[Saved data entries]
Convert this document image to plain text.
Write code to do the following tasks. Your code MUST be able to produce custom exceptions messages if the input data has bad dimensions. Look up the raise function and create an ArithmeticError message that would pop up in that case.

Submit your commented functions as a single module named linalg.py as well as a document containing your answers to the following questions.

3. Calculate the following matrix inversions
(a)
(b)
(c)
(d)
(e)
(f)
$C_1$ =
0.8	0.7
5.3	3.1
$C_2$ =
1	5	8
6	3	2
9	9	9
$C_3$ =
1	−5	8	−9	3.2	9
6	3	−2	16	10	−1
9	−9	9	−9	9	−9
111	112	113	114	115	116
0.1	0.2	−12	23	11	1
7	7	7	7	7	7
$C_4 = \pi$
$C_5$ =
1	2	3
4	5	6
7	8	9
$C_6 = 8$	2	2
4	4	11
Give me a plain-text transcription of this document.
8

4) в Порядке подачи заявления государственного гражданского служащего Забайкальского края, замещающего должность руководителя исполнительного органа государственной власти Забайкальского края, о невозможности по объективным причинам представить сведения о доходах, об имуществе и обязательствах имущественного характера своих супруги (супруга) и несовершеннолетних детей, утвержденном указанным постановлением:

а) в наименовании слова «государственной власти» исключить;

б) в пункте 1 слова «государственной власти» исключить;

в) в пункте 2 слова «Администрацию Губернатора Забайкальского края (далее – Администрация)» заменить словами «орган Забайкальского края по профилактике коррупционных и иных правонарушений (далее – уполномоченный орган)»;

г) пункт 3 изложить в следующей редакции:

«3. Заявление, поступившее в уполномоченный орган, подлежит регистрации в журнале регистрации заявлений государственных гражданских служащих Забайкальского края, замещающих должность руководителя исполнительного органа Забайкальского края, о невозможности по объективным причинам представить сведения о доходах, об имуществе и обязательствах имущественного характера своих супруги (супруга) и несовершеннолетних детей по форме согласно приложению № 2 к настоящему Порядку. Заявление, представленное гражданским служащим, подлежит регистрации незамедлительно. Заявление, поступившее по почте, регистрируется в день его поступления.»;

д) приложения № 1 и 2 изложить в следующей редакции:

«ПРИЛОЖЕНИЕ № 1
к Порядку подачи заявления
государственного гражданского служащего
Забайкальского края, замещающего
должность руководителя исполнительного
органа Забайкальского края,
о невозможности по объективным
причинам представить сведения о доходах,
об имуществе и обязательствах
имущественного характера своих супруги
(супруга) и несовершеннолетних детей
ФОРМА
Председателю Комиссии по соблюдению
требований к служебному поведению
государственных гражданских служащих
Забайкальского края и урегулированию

▸ **Prompt**
Reproduce each entry exactly, leaving out nothing.

▸ **Final result**
Convert this document image to plain text.
Write code to do the following tasks. Your code MUST be able to produce custom exceptions messages if the input data has bad dimensions. Look up the raise function and create an ArithmeticError message that would pop up in that case.

Submit your commented functions as a single module named linalg.py as well as a document containing your answers to the following questions.

3. Calculate the following matrix inversions
(a)
(b)
(c)
(d)
(e)
(f)
$C_1$ =
0.8	0.7
5.3	3.1
$C_2$ =
1	5	8
6	3	2
9	9	9
$C_3$ =
1	−5	8	−9	3.2	9
6	3	−2	16	10	−1
9	−9	9	−9	9	−9
111	112	113	114	115	116
0.1	0.2	−12	23	11	1
7	7	7	7	7	7
$C_4 = \pi$
$C_5$ =
1	2	3
4	5	6
7	8	9
$C_6 = 8$	2	2
4	4	11
Give me a plain-text transcription of this document.
8

4) в Порядке подачи заявления государственного гражданского служащего Забайкальского края, замещающего должность руководителя исполнительного органа государственной власти Забайкальского края, о невозможности по объективным причинам представить сведения о доходах, об имуществе и обязательствах имущественного характера своих супруги (супруга) и несовершеннолетних детей, утвержденном указанным постановлением:

а) в наименовании слова «государственной власти» исключить;

б) в пункте 1 слова «государственной власти» исключить;

в) в пункте 2 слова «Администрацию Губернатора Забайкальского края (далее – Администрация)» заменить словами «орган Забайкальского края по профилактике коррупционных и иных правонарушений (далее – уполномоченный орган)»;

г) пункт 3 изложить в следующей редакции:

«3. Заявление, поступившее в уполномоченный орган, подлежит регистрации в журнале регистрации заявлений государственных гражданских служащих Забайкальского края, замещающих должность руководителя исполнительного органа Забайкальского края, о невозможности по объективным причинам представить сведения о доходах, об имуществе и обязательствах имущественного характера своих супруги (супруга) и несовершеннолетних детей по форме согласно приложению № 2 к настоящему Порядку. Заявление, представленное гражданским служащим, подлежит регистрации незамедлительно. Заявление, поступившее по почте, регистрируется в день его поступления.»;

д) приложения № 1 и 2 изложить в следующей редакции:

«ПРИЛОЖЕНИЕ № 1
к Порядку подачи заявления
государственного гражданского служащего
Забайкальского края, замещающего
должность руководителя исполнительного
органа Забайкальского края,
о невозможности по объективным
причинам представить сведения о доходах,
об имуществе и обязательствах
имущественного характера своих супруги
(супруга) и несовершеннолетних детей
ФОРМА
Председателю Комиссии по соблюдению
требований к служебному поведению
государственных гражданских служащих
Забайкальского края и урегулированию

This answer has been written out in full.